Saved data entries
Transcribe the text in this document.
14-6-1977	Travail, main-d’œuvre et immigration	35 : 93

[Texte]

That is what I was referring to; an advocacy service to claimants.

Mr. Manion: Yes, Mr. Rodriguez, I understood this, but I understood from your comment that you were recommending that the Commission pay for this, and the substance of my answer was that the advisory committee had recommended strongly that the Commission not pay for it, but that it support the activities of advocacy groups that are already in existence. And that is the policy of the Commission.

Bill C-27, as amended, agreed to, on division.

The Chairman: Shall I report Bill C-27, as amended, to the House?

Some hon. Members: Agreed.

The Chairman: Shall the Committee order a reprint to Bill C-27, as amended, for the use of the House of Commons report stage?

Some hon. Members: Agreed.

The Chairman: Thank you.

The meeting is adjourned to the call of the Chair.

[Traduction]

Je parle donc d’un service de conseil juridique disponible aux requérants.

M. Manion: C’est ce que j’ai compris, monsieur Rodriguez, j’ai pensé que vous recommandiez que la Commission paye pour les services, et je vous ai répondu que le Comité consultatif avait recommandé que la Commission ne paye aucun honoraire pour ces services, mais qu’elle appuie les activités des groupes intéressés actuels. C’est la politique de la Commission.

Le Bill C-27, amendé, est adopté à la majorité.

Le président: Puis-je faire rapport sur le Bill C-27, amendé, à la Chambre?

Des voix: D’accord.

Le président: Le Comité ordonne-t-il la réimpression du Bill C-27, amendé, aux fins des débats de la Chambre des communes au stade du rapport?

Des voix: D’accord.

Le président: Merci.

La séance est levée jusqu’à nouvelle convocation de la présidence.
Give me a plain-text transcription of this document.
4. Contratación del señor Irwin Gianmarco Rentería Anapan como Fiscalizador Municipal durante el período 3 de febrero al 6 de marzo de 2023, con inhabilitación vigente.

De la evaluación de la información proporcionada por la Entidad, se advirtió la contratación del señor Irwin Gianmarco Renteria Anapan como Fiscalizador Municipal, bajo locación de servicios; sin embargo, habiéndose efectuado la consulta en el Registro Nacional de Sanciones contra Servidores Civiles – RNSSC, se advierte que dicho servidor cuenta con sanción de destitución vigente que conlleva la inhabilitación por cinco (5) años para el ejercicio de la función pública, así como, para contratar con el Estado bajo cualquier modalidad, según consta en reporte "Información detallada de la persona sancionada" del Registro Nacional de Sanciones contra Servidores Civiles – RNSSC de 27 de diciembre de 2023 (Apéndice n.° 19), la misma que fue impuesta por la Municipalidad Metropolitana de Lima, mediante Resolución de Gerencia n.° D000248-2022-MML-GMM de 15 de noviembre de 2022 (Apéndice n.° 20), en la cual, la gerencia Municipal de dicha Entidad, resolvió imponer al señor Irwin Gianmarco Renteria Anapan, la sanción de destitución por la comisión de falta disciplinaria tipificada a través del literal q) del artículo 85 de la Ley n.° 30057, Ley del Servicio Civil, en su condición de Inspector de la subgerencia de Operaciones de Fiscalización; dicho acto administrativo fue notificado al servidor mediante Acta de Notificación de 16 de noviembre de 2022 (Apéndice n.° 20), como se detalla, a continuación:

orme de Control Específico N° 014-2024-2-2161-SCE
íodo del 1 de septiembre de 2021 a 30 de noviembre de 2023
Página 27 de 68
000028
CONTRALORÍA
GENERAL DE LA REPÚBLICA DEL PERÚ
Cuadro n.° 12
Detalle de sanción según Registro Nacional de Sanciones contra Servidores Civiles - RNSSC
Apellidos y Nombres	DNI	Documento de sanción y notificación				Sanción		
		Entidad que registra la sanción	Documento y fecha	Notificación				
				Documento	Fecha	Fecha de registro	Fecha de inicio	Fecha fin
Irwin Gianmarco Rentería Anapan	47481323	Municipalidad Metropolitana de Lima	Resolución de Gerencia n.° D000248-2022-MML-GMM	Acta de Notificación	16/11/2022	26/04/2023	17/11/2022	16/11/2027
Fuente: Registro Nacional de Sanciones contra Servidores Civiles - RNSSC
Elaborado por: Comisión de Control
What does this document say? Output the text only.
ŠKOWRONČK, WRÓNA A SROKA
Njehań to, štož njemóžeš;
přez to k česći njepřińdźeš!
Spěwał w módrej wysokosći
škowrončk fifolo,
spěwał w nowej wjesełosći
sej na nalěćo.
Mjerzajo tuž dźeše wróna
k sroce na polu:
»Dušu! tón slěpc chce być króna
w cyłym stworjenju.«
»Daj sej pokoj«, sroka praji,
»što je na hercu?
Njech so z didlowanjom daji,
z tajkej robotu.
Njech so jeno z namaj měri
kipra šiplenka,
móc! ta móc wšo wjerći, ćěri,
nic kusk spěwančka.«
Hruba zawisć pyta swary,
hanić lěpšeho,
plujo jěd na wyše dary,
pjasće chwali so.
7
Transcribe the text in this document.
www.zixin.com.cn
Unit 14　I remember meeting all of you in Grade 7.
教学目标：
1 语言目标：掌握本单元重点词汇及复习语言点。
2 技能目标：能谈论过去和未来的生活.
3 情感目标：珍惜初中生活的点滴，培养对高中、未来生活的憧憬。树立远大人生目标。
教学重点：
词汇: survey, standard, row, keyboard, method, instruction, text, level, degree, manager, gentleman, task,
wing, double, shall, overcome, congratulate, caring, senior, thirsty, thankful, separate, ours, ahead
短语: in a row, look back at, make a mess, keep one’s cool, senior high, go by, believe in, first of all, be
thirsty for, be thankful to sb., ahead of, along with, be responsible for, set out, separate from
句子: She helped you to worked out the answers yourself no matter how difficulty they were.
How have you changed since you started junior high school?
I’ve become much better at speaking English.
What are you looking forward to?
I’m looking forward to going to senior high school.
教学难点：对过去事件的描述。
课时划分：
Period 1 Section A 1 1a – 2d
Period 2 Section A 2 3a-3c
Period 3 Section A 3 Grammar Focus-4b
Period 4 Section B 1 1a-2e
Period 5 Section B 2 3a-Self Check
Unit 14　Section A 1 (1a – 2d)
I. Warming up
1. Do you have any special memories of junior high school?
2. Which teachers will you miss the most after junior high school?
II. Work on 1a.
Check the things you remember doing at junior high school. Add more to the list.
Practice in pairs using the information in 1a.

What you will do - Repeat all the entries exactly as given.

Response to the task -
Transcribe the text in this document.
14-6-1977	Travail, main-d’œuvre et immigration	35 : 93

[Texte]

That is what I was referring to; an advocacy service to claimants.

Mr. Manion: Yes, Mr. Rodriguez, I understood this, but I understood from your comment that you were recommending that the Commission pay for this, and the substance of my answer was that the advisory committee had recommended strongly that the Commission not pay for it, but that it support the activities of advocacy groups that are already in existence. And that is the policy of the Commission.

Bill C-27, as amended, agreed to, on division.

The Chairman: Shall I report Bill C-27, as amended, to the House?

Some hon. Members: Agreed.

The Chairman: Shall the Committee order a reprint to Bill C-27, as amended, for the use of the House of Commons report stage?

Some hon. Members: Agreed.

The Chairman: Thank you.

The meeting is adjourned to the call of the Chair.

[Traduction]

Je parle donc d’un service de conseil juridique disponible aux requérants.

M. Manion: C’est ce que j’ai compris, monsieur Rodriguez, j’ai pensé que vous recommandiez que la Commission paye pour les services, et je vous ai répondu que le Comité consultatif avait recommandé que la Commission ne paye aucun honoraire pour ces services, mais qu’elle appuie les activités des groupes intéressés actuels. C’est la politique de la Commission.

Le Bill C-27, amendé, est adopté à la majorité.

Le président: Puis-je faire rapport sur le Bill C-27, amendé, à la Chambre?

Des voix: D’accord.

Le président: Le Comité ordonne-t-il la réimpression du Bill C-27, amendé, aux fins des débats de la Chambre des communes au stade du rapport?

Des voix: D’accord.

Le président: Merci.

La séance est levée jusqu’à nouvelle convocation de la présidence.
Give me a plain-text transcription of this document.
4. Contratación del señor Irwin Gianmarco Rentería Anapan como Fiscalizador Municipal durante el período 3 de febrero al 6 de marzo de 2023, con inhabilitación vigente.

De la evaluación de la información proporcionada por la Entidad, se advirtió la contratación del señor Irwin Gianmarco Renteria Anapan como Fiscalizador Municipal, bajo locación de servicios; sin embargo, habiéndose efectuado la consulta en el Registro Nacional de Sanciones contra Servidores Civiles – RNSSC, se advierte que dicho servidor cuenta con sanción de destitución vigente que conlleva la inhabilitación por cinco (5) años para el ejercicio de la función pública, así como, para contratar con el Estado bajo cualquier modalidad, según consta en reporte "Información detallada de la persona sancionada" del Registro Nacional de Sanciones contra Servidores Civiles – RNSSC de 27 de diciembre de 2023 (Apéndice n.° 19), la misma que fue impuesta por la Municipalidad Metropolitana de Lima, mediante Resolución de Gerencia n.° D000248-2022-MML-GMM de 15 de noviembre de 2022 (Apéndice n.° 20), en la cual, la gerencia Municipal de dicha Entidad, resolvió imponer al señor Irwin Gianmarco Renteria Anapan, la sanción de destitución por la comisión de falta disciplinaria tipificada a través del literal q) del artículo 85 de la Ley n.° 30057, Ley del Servicio Civil, en su condición de Inspector de la subgerencia de Operaciones de Fiscalización; dicho acto administrativo fue notificado al servidor mediante Acta de Notificación de 16 de noviembre de 2022 (Apéndice n.° 20), como se detalla, a continuación:

orme de Control Específico N° 014-2024-2-2161-SCE
íodo del 1 de septiembre de 2021 a 30 de noviembre de 2023
Página 27 de 68
000028
CONTRALORÍA
GENERAL DE LA REPÚBLICA DEL PERÚ
Cuadro n.° 12
Detalle de sanción según Registro Nacional de Sanciones contra Servidores Civiles - RNSSC
Apellidos y Nombres	DNI	Documento de sanción y notificación				Sanción		
		Entidad que registra la sanción	Documento y fecha	Notificación				
				Documento	Fecha	Fecha de registro	Fecha de inicio	Fecha fin
Irwin Gianmarco Rentería Anapan	47481323	Municipalidad Metropolitana de Lima	Resolución de Gerencia n.° D000248-2022-MML-GMM	Acta de Notificación	16/11/2022	26/04/2023	17/11/2022	16/11/2027
Fuente: Registro Nacional de Sanciones contra Servidores Civiles - RNSSC
Elaborado por: Comisión de Control
What does this document say? Output the text only.
ŠKOWRONČK, WRÓNA A SROKA
Njehań to, štož njemóžeš;
přez to k česći njepřińdźeš!
Spěwał w módrej wysokosći
škowrončk fifolo,
spěwał w nowej wjesełosći
sej na nalěćo.
Mjerzajo tuž dźeše wróna
k sroce na polu:
»Dušu! tón slěpc chce być króna
w cyłym stworjenju.«
»Daj sej pokoj«, sroka praji,
»što je na hercu?
Njech so z didlowanjom daji,
z tajkej robotu.
Njech so jeno z namaj měri
kipra šiplenka,
móc! ta móc wšo wjerći, ćěri,
nic kusk spěwančka.«
Hruba zawisć pyta swary,
hanić lěpšeho,
plujo jěd na wyše dary,
pjasće chwali so.
7
Transcribe the text in this document.
www.zixin.com.cn
Unit 14　I remember meeting all of you in Grade 7.
教学目标：
1 语言目标：掌握本单元重点词汇及复习语言点。
2 技能目标：能谈论过去和未来的生活.
3 情感目标：珍惜初中生活的点滴，培养对高中、未来生活的憧憬。树立远大人生目标。
教学重点：
词汇: survey, standard, row, keyboard, method, instruction, text, level, degree, manager, gentleman, task,
wing, double, shall, overcome, congratulate, caring, senior, thirsty, thankful, separate, ours, ahead
短语: in a row, look back at, make a mess, keep one’s cool, senior high, go by, believe in, first of all, be
thirsty for, be thankful to sb., ahead of, along with, be responsible for, set out, separate from
句子: She helped you to worked out the answers yourself no matter how difficulty they were.
How have you changed since you started junior high school?
I’ve become much better at speaking English.
What are you looking forward to?
I’m looking forward to going to senior high school.
教学难点：对过去事件的描述。
课时划分：
Period 1 Section A 1 1a – 2d
Period 2 Section A 2 3a-3c
Period 3 Section A 3 Grammar Focus-4b
Period 4 Section B 1 1a-2e
Period 5 Section B 2 3a-Self Check
Unit 14　Section A 1 (1a – 2d)
I. Warming up
1. Do you have any special memories of junior high school?
2. Which teachers will you miss the most after junior high school?
II. Work on 1a.
Check the things you remember doing at junior high school. Add more to the list.
Practice in pairs using the information in 1a.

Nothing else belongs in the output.